• **What needs to be done**
Reproduce the records below in their entirety, character for character.

Stored data entries
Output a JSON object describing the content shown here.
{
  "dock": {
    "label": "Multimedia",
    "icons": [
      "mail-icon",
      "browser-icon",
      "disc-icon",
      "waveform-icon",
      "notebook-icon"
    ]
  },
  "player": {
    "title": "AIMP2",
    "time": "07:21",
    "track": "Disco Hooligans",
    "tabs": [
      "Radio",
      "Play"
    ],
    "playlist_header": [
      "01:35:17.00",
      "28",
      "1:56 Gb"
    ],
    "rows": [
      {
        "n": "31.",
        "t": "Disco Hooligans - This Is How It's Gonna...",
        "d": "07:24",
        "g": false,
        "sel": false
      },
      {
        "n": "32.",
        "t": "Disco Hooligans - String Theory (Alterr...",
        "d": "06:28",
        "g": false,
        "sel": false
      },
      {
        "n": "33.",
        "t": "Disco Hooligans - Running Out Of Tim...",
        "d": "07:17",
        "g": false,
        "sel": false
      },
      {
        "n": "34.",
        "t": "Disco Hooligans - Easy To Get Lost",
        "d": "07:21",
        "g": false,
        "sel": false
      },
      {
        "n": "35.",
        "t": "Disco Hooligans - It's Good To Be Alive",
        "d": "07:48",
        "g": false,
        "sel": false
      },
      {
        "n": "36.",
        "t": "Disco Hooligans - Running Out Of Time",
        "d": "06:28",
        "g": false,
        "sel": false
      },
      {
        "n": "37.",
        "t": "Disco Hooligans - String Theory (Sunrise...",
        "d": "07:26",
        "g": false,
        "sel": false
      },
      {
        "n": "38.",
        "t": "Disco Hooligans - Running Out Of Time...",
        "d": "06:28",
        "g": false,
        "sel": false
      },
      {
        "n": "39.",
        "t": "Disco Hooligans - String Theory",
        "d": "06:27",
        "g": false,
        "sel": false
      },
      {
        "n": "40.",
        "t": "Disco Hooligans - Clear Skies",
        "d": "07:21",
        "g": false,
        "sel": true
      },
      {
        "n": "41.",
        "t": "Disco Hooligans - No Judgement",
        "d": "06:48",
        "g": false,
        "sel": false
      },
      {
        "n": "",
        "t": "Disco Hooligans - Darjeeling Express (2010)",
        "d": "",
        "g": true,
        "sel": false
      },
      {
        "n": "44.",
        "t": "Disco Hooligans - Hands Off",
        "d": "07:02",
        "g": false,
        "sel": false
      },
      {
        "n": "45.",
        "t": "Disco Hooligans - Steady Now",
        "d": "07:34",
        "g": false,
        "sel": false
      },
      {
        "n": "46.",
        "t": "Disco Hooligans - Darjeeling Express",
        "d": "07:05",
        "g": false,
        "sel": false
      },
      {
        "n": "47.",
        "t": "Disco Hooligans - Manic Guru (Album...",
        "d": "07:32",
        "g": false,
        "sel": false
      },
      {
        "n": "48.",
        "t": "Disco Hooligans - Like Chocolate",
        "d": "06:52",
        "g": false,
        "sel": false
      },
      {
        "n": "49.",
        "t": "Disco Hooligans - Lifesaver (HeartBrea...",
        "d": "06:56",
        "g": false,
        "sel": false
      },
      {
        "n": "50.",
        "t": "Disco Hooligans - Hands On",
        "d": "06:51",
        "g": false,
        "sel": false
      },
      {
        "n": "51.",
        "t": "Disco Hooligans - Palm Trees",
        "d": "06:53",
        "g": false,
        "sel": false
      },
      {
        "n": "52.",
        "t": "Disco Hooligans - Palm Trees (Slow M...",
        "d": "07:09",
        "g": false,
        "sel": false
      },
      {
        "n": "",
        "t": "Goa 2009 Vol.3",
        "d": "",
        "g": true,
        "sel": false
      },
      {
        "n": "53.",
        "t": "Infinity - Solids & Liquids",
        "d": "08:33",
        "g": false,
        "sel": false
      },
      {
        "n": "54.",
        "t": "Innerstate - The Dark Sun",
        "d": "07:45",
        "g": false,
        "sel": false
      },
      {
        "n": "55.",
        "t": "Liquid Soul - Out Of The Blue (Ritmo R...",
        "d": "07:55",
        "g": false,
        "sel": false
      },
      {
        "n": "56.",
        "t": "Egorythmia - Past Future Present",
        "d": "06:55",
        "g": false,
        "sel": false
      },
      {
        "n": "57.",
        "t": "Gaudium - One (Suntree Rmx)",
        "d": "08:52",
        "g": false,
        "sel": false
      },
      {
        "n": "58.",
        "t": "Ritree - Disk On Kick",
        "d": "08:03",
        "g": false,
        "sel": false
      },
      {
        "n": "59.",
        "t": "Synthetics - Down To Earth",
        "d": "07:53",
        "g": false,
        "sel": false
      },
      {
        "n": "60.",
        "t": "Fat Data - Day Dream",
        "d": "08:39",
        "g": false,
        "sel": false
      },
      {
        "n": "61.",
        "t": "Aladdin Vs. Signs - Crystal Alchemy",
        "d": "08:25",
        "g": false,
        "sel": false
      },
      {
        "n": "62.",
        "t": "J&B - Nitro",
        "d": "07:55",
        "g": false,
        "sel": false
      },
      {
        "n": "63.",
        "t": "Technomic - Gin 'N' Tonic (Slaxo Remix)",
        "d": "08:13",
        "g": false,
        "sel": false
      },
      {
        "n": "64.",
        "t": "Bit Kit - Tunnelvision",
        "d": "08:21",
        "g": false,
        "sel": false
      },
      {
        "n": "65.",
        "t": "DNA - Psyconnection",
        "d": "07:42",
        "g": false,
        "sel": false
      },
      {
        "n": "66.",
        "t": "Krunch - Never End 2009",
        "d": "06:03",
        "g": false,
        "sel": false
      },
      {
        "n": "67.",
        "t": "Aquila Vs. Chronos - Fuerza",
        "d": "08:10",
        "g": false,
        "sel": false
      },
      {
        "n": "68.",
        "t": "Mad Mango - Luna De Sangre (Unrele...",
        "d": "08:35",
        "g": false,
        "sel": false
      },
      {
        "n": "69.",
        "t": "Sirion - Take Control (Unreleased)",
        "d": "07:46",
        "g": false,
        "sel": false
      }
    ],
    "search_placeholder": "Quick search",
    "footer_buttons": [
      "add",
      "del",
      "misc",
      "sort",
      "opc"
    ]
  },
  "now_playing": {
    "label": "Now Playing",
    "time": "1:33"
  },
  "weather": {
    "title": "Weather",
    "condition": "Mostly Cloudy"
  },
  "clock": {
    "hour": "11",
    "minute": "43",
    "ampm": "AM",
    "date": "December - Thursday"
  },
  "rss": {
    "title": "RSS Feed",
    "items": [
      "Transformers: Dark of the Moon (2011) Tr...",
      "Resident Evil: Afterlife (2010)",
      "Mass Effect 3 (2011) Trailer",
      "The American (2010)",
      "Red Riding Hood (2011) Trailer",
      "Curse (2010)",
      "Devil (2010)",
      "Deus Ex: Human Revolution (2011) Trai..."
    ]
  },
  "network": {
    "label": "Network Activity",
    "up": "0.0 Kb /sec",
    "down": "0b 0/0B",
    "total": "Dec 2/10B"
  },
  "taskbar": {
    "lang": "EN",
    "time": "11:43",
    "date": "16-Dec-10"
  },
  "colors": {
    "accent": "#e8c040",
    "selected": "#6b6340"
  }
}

• **Solution to this exercise**
Output a JSON object describing the content shown here.
{
  "dock": {
    "label": "Multimedia",
    "icons": [
      "mail-icon",
      "browser-icon",
      "disc-icon",
      "waveform-icon",
      "notebook-icon"
    ]
  },
  "player": {
    "title": "AIMP2",
    "time": "07:21",
    "track": "Disco Hooligans",
    "tabs": [
      "Radio",
      "Play"
    ],
    "playlist_header": [
      "01:35:17.00",
      "28",
      "1:56 Gb"
    ],
    "rows": [
      {
        "n": "31.",
        "t": "Disco Hooligans - This Is How It's Gonna...",
        "d": "07:24",
        "g": false,
        "sel": false
      },
      {
        "n": "32.",
        "t": "Disco Hooligans - String Theory (Alterr...",
        "d": "06:28",
        "g": false,
        "sel": false
      },
      {
        "n": "33.",
        "t": "Disco Hooligans - Running Out Of Tim...",
        "d": "07:17",
        "g": false,
        "sel": false
      },
      {
        "n": "34.",
        "t": "Disco Hooligans - Easy To Get Lost",
        "d": "07:21",
        "g": false,
        "sel": false
      },
      {
        "n": "35.",
        "t": "Disco Hooligans - It's Good To Be Alive",
        "d": "07:48",
        "g": false,
        "sel": false
      },
      {
        "n": "36.",
        "t": "Disco Hooligans - Running Out Of Time",
        "d": "06:28",
        "g": false,
        "sel": false
      },
      {
        "n": "37.",
        "t": "Disco Hooligans - String Theory (Sunrise...",
        "d": "07:26",
        "g": false,
        "sel": false
      },
      {
        "n": "38.",
        "t": "Disco Hooligans - Running Out Of Time...",
        "d": "06:28",
        "g": false,
        "sel": false
      },
      {
        "n": "39.",
        "t": "Disco Hooligans - String Theory",
        "d": "06:27",
        "g": false,
        "sel": false
      },
      {
        "n": "40.",
        "t": "Disco Hooligans - Clear Skies",
        "d": "07:21",
        "g": false,
        "sel": true
      },
      {
        "n": "41.",
        "t": "Disco Hooligans - No Judgement",
        "d": "06:48",
        "g": false,
        "sel": false
      },
      {
        "n": "",
        "t": "Disco Hooligans - Darjeeling Express (2010)",
        "d": "",
        "g": true,
        "sel": false
      },
      {
        "n": "44.",
        "t": "Disco Hooligans - Hands Off",
        "d": "07:02",
        "g": false,
        "sel": false
      },
      {
        "n": "45.",
        "t": "Disco Hooligans - Steady Now",
        "d": "07:34",
        "g": false,
        "sel": false
      },
      {
        "n": "46.",
        "t": "Disco Hooligans - Darjeeling Express",
        "d": "07:05",
        "g": false,
        "sel": false
      },
      {
        "n": "47.",
        "t": "Disco Hooligans - Manic Guru (Album...",
        "d": "07:32",
        "g": false,
        "sel": false
      },
      {
        "n": "48.",
        "t": "Disco Hooligans - Like Chocolate",
        "d": "06:52",
        "g": false,
        "sel": false
      },
      {
        "n": "49.",
        "t": "Disco Hooligans - Lifesaver (HeartBrea...",
        "d": "06:56",
        "g": false,
        "sel": false
      },
      {
        "n": "50.",
        "t": "Disco Hooligans - Hands On",
        "d": "06:51",
        "g": false,
        "sel": false
      },
      {
        "n": "51.",
        "t": "Disco Hooligans - Palm Trees",
        "d": "06:53",
        "g": false,
        "sel": false
      },
      {
        "n": "52.",
        "t": "Disco Hooligans - Palm Trees (Slow M...",
        "d": "07:09",
        "g": false,
        "sel": false
      },
      {
        "n": "",
        "t": "Goa 2009 Vol.3",
        "d": "",
        "g": true,
        "sel": false
      },
      {
        "n": "53.",
        "t": "Infinity - Solids & Liquids",
        "d": "08:33",
        "g": false,
        "sel": false
      },
      {
        "n": "54.",
        "t": "Innerstate - The Dark Sun",
        "d": "07:45",
        "g": false,
        "sel": false
      },
      {
        "n": "55.",
        "t": "Liquid Soul - Out Of The Blue (Ritmo R...",
        "d": "07:55",
        "g": false,
        "sel": false
      },
      {
        "n": "56.",
        "t": "Egorythmia - Past Future Present",
        "d": "06:55",
        "g": false,
        "sel": false
      },
      {
        "n": "57.",
        "t": "Gaudium - One (Suntree Rmx)",
        "d": "08:52",
        "g": false,
        "sel": false
      },
      {
        "n": "58.",
        "t": "Ritree - Disk On Kick",
        "d": "08:03",
        "g": false,
        "sel": false
      },
      {
        "n": "59.",
        "t": "Synthetics - Down To Earth",
        "d": "07:53",
        "g": false,
        "sel": false
      },
      {
        "n": "60.",
        "t": "Fat Data - Day Dream",
        "d": "08:39",
        "g": false,
        "sel": false
      },
      {
        "n": "61.",
        "t": "Aladdin Vs. Signs - Crystal Alchemy",
        "d": "08:25",
        "g": false,
        "sel": false
      },
      {
        "n": "62.",
        "t": "J&B - Nitro",
        "d": "07:55",
        "g": false,
        "sel": false
      },
      {
        "n": "63.",
        "t": "Technomic - Gin 'N' Tonic (Slaxo Remix)",
        "d": "08:13",
        "g": false,
        "sel": false
      },
      {
        "n": "64.",
        "t": "Bit Kit - Tunnelvision",
        "d": "08:21",
        "g": false,
        "sel": false
      },
      {
        "n": "65.",
        "t": "DNA - Psyconnection",
        "d": "07:42",
        "g": false,
        "sel": false
      },
      {
        "n": "66.",
        "t": "Krunch - Never End 2009",
        "d": "06:03",
        "g": false,
        "sel": false
      },
      {
        "n": "67.",
        "t": "Aquila Vs. Chronos - Fuerza",
        "d": "08:10",
        "g": false,
        "sel": false
      },
      {
        "n": "68.",
        "t": "Mad Mango - Luna De Sangre (Unrele...",
        "d": "08:35",
        "g": false,
        "sel": false
      },
      {
        "n": "69.",
        "t": "Sirion - Take Control (Unreleased)",
        "d": "07:46",
        "g": false,
        "sel": false
      }
    ],
    "search_placeholder": "Quick search",
    "footer_buttons": [
      "add",
      "del",
      "misc",
      "sort",
      "opc"
    ]
  },
  "now_playing": {
    "label": "Now Playing",
    "time": "1:33"
  },
  "weather": {
    "title": "Weather",
    "condition": "Mostly Cloudy"
  },
  "clock": {
    "hour": "11",
    "minute": "43",
    "ampm": "AM",
    "date": "December - Thursday"
  },
  "rss": {
    "title": "RSS Feed",
    "items": [
      "Transformers: Dark of the Moon (2011) Tr...",
      "Resident Evil: Afterlife (2010)",
      "Mass Effect 3 (2011) Trailer",
      "The American (2010)",
      "Red Riding Hood (2011) Trailer",
      "Curse (2010)",
      "Devil (2010)",
      "Deus Ex: Human Revolution (2011) Trai..."
    ]
  },
  "network": {
    "label": "Network Activity",
    "up": "0.0 Kb /sec",
    "down": "0b 0/0B",
    "total": "Dec 2/10B"
  },
  "taskbar": {
    "lang": "EN",
    "time": "11:43",
    "date": "16-Dec-10"
  },
  "colors": {
    "accent": "#e8c040",
    "selected": "#6b6340"
  }
}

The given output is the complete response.